_Problem requirements_
Answer with one number only: the number of lines that include the word "России".

_Dataset entries_
* begin *
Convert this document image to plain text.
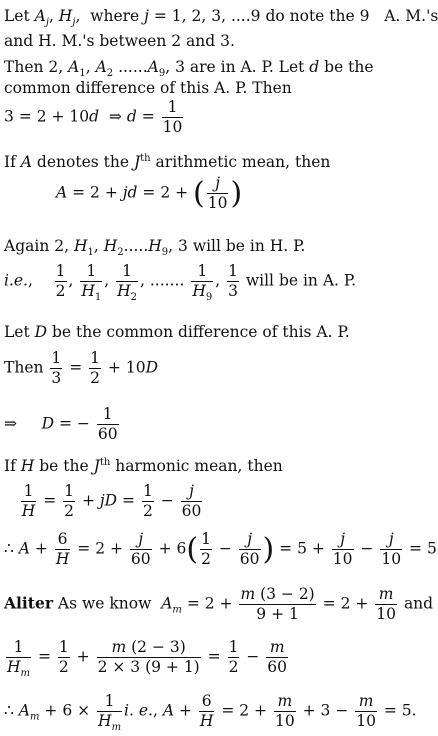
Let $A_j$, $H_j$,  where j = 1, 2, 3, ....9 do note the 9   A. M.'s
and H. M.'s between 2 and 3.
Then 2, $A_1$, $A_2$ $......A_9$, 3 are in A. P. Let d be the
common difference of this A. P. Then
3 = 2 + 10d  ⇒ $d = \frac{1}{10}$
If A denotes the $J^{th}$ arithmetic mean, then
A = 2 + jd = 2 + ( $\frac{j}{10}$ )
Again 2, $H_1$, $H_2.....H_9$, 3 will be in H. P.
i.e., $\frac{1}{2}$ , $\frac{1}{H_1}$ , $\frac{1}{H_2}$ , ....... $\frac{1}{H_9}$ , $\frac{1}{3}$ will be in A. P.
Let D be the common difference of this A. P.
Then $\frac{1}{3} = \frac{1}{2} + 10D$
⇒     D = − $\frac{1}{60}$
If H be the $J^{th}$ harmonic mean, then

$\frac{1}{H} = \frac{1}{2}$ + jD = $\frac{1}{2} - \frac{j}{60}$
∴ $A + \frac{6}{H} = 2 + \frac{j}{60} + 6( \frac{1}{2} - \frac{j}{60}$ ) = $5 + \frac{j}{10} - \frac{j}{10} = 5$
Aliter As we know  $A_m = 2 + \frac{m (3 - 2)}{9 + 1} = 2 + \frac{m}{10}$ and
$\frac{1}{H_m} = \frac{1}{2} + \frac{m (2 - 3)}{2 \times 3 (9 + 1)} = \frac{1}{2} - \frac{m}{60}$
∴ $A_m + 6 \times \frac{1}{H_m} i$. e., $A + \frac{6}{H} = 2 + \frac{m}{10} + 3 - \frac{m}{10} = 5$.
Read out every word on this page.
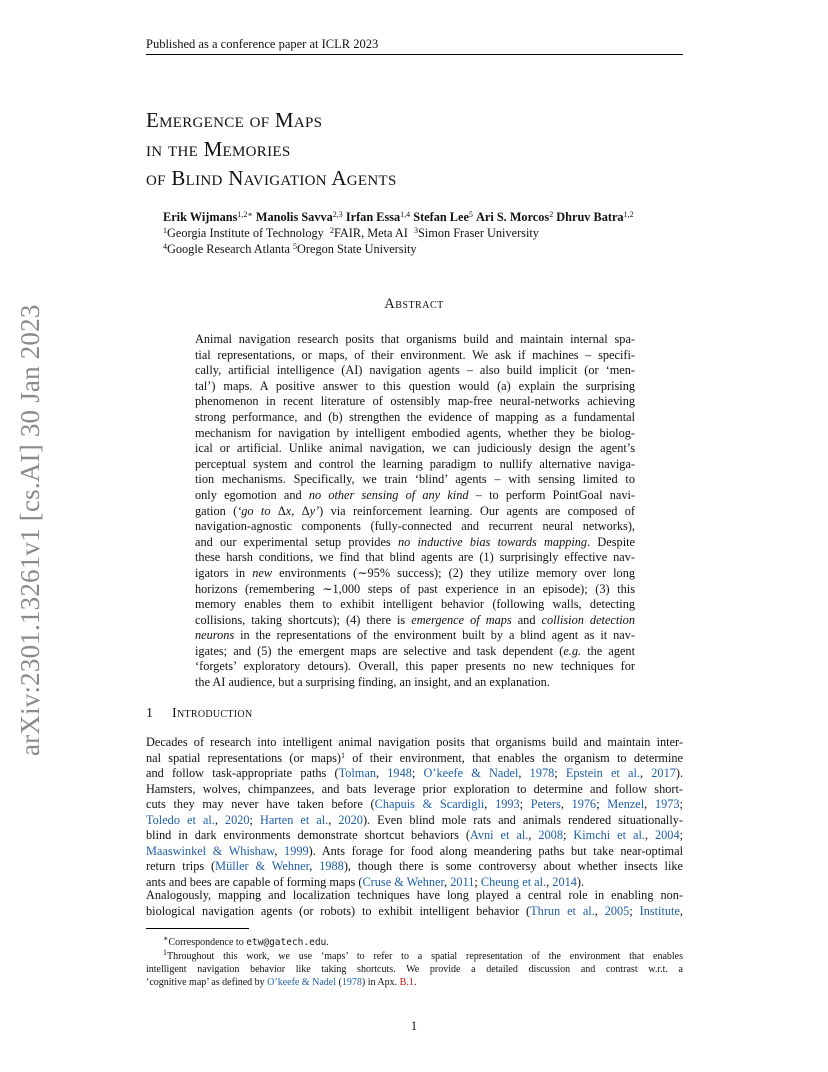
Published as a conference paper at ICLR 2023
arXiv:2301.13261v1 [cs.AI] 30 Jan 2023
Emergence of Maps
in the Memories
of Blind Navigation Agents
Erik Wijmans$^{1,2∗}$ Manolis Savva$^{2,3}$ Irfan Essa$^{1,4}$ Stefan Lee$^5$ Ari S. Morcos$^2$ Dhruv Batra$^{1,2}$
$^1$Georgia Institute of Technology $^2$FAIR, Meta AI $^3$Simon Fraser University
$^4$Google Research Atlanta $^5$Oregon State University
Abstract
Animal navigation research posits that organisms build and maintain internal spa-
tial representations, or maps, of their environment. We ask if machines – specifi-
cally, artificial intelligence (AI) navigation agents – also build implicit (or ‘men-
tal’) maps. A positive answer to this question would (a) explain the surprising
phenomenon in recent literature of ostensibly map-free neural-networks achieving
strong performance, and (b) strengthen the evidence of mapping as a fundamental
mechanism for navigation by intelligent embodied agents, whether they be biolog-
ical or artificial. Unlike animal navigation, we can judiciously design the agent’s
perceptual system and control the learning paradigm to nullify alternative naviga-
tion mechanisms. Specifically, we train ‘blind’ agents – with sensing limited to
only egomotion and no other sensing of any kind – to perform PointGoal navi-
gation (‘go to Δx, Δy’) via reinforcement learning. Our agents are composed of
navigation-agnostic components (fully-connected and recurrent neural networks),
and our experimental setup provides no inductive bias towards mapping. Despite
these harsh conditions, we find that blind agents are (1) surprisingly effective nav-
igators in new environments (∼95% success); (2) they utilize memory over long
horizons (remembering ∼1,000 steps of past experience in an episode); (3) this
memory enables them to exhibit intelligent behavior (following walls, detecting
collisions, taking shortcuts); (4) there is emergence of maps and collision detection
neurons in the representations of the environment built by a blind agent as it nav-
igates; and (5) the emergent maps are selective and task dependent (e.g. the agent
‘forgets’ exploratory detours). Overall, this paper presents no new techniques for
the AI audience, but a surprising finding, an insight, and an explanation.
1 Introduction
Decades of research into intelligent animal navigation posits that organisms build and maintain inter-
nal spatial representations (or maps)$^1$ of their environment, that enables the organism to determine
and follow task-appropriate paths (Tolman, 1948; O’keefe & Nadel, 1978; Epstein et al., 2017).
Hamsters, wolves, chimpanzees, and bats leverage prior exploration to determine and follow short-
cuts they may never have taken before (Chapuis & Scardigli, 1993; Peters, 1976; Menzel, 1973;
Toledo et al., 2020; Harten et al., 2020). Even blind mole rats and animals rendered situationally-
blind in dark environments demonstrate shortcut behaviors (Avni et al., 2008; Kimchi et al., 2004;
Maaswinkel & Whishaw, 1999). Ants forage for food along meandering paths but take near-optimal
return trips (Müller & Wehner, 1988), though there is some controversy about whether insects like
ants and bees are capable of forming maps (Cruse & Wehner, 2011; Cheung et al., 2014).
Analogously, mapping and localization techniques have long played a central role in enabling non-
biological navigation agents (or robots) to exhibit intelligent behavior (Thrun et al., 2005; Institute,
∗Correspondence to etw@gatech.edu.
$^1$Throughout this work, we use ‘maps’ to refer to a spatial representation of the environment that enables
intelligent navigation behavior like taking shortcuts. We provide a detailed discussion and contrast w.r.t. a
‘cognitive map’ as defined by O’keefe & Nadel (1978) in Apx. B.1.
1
* end *
* begin *
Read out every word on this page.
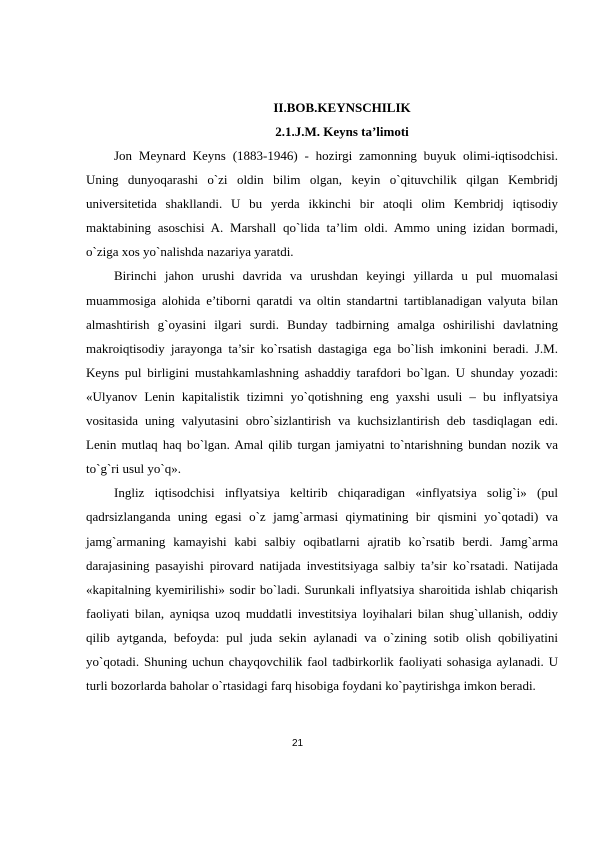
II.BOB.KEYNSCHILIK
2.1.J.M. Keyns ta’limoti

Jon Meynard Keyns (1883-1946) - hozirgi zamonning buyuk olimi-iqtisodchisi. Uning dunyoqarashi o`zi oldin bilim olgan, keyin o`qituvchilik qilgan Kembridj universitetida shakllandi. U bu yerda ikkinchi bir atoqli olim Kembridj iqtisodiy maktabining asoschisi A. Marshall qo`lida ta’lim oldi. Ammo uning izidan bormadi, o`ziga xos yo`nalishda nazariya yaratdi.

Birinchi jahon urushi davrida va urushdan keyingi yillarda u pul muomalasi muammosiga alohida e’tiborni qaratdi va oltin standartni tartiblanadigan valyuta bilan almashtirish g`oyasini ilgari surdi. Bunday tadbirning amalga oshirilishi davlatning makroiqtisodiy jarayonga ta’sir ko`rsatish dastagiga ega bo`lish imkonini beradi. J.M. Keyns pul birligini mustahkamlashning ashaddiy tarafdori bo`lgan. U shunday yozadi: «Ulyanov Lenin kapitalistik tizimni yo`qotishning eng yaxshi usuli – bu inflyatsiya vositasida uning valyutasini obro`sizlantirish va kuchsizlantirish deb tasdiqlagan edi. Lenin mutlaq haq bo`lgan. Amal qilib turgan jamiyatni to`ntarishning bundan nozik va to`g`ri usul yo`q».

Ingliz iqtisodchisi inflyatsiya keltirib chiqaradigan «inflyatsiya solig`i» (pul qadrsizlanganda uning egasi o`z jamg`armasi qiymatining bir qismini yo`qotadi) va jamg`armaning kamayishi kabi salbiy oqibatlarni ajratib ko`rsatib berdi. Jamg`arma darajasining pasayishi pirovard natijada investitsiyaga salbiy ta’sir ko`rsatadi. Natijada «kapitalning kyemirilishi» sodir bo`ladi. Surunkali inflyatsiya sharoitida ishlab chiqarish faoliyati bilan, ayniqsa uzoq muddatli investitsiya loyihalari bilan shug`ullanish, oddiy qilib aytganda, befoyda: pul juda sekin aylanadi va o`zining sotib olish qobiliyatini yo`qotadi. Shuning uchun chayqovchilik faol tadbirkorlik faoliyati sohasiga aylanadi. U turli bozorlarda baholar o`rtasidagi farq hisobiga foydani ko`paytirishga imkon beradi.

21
* end *
* begin *
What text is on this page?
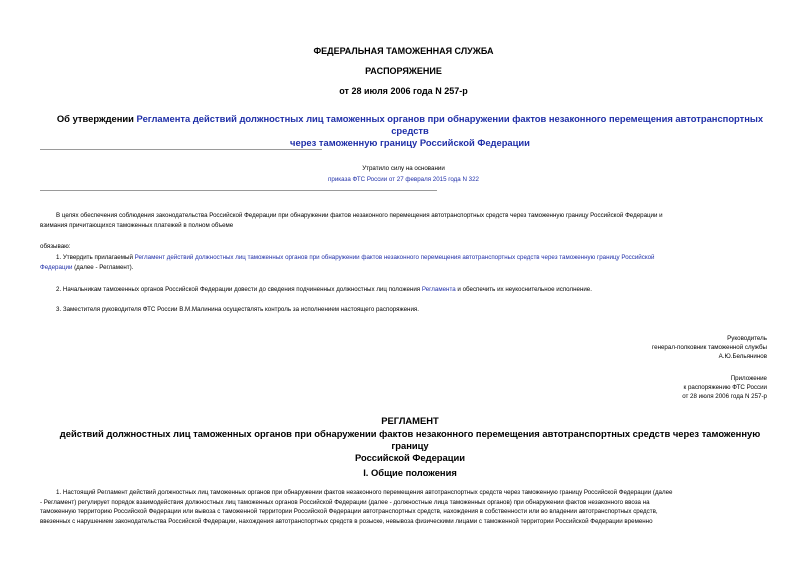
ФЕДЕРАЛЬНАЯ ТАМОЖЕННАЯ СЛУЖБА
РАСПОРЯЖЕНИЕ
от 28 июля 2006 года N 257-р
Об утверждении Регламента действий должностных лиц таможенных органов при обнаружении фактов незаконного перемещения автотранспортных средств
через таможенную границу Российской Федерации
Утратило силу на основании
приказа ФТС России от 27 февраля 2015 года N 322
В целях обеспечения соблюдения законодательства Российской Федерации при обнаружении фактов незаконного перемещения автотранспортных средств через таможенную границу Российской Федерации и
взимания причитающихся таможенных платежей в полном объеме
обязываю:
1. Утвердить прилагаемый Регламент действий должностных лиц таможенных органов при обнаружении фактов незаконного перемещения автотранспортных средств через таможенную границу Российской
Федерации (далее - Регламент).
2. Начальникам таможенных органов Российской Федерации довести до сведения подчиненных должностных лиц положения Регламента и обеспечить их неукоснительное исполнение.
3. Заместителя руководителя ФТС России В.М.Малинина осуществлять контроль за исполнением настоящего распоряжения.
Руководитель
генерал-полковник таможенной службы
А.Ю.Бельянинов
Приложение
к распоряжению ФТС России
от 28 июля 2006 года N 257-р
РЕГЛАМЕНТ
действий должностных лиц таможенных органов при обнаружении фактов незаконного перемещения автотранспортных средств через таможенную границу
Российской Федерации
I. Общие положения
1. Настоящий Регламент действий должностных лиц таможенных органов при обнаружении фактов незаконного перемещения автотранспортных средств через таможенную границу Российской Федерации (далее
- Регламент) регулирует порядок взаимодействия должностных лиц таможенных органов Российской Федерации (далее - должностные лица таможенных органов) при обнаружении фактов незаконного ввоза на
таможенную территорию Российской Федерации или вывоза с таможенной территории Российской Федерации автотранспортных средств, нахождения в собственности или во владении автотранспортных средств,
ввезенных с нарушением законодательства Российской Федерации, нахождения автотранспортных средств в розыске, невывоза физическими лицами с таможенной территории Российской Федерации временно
* end *
_Result for this task_
3